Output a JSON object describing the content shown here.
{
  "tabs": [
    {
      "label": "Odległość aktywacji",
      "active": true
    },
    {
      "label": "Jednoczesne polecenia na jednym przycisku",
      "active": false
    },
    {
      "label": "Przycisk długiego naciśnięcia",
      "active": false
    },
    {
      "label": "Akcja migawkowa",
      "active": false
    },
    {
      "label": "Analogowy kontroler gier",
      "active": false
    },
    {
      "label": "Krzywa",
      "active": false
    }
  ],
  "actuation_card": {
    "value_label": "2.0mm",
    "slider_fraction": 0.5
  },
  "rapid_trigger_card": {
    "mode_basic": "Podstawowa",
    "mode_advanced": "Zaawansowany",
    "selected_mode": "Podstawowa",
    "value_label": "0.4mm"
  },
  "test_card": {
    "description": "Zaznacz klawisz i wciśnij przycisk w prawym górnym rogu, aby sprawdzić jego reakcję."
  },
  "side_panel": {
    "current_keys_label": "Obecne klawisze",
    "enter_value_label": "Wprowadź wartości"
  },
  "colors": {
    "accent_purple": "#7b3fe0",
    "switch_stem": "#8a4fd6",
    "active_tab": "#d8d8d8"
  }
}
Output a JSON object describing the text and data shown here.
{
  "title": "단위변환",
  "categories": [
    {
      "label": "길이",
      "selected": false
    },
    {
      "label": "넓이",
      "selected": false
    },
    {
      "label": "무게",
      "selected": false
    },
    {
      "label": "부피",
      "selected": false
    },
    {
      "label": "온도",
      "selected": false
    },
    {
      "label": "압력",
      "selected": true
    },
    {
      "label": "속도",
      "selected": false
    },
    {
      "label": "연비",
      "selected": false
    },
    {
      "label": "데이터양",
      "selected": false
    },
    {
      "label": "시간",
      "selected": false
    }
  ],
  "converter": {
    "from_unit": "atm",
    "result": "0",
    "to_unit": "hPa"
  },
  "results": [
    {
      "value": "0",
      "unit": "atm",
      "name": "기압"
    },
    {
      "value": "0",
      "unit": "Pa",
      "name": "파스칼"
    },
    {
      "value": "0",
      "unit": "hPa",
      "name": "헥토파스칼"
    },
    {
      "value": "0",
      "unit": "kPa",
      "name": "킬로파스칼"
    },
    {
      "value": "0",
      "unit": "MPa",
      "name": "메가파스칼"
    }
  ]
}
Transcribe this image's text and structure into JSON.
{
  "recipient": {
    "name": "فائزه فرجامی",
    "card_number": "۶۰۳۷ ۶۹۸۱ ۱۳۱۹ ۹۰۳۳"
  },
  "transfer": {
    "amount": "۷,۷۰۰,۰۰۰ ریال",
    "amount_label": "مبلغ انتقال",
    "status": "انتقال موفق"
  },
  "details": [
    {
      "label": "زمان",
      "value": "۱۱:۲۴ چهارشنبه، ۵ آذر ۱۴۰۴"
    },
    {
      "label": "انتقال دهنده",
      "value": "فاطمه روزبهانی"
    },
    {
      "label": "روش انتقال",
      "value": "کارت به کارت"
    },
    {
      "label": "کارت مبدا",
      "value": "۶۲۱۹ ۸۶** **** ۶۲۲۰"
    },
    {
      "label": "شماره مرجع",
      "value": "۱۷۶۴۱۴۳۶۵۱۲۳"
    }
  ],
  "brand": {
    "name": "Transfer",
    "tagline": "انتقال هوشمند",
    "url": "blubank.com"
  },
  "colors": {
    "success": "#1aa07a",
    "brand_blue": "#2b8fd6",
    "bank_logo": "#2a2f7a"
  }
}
================
Set down the entries verbatim, leaving none out.

# Reply:
Output a JSON object describing the content shown here.
{
  "tabs": [
    {
      "label": "Odległość aktywacji",
      "active": true
    },
    {
      "label": "Jednoczesne polecenia na jednym przycisku",
      "active": false
    },
    {
      "label": "Przycisk długiego naciśnięcia",
      "active": false
    },
    {
      "label": "Akcja migawkowa",
      "active": false
    },
    {
      "label": "Analogowy kontroler gier",
      "active": false
    },
    {
      "label": "Krzywa",
      "active": false
    }
  ],
  "actuation_card": {
    "value_label": "2.0mm",
    "slider_fraction": 0.5
  },
  "rapid_trigger_card": {
    "mode_basic": "Podstawowa",
    "mode_advanced": "Zaawansowany",
    "selected_mode": "Podstawowa",
    "value_label": "0.4mm"
  },
  "test_card": {
    "description": "Zaznacz klawisz i wciśnij przycisk w prawym górnym rogu, aby sprawdzić jego reakcję."
  },
  "side_panel": {
    "current_keys_label": "Obecne klawisze",
    "enter_value_label": "Wprowadź wartości"
  },
  "colors": {
    "accent_purple": "#7b3fe0",
    "switch_stem": "#8a4fd6",
    "active_tab": "#d8d8d8"
  }
}
Output a JSON object describing the text and data shown here.
{
  "title": "단위변환",
  "categories": [
    {
      "label": "길이",
      "selected": false
    },
    {
      "label": "넓이",
      "selected": false
    },
    {
      "label": "무게",
      "selected": false
    },
    {
      "label": "부피",
      "selected": false
    },
    {
      "label": "온도",
      "selected": false
    },
    {
      "label": "압력",
      "selected": true
    },
    {
      "label": "속도",
      "selected": false
    },
    {
      "label": "연비",
      "selected": false
    },
    {
      "label": "데이터양",
      "selected": false
    },
    {
      "label": "시간",
      "selected": false
    }
  ],
  "converter": {
    "from_unit": "atm",
    "result": "0",
    "to_unit": "hPa"
  },
  "results": [
    {
      "value": "0",
      "unit": "atm",
      "name": "기압"
    },
    {
      "value": "0",
      "unit": "Pa",
      "name": "파스칼"
    },
    {
      "value": "0",
      "unit": "hPa",
      "name": "헥토파스칼"
    },
    {
      "value": "0",
      "unit": "kPa",
      "name": "킬로파스칼"
    },
    {
      "value": "0",
      "unit": "MPa",
      "name": "메가파스칼"
    }
  ]
}
Transcribe this image's text and structure into JSON.
{
  "recipient": {
    "name": "فائزه فرجامی",
    "card_number": "۶۰۳۷ ۶۹۸۱ ۱۳۱۹ ۹۰۳۳"
  },
  "transfer": {
    "amount": "۷,۷۰۰,۰۰۰ ریال",
    "amount_label": "مبلغ انتقال",
    "status": "انتقال موفق"
  },
  "details": [
    {
      "label": "زمان",
      "value": "۱۱:۲۴ چهارشنبه، ۵ آذر ۱۴۰۴"
    },
    {
      "label": "انتقال دهنده",
      "value": "فاطمه روزبهانی"
    },
    {
      "label": "روش انتقال",
      "value": "کارت به کارت"
    },
    {
      "label": "کارت مبدا",
      "value": "۶۲۱۹ ۸۶** **** ۶۲۲۰"
    },
    {
      "label": "شماره مرجع",
      "value": "۱۷۶۴۱۴۳۶۵۱۲۳"
    }
  ],
  "brand": {
    "name": "Transfer",
    "tagline": "انتقال هوشمند",
    "url": "blubank.com"
  },
  "colors": {
    "success": "#1aa07a",
    "brand_blue": "#2b8fd6",
    "bank_logo": "#2a2f7a"
  }
}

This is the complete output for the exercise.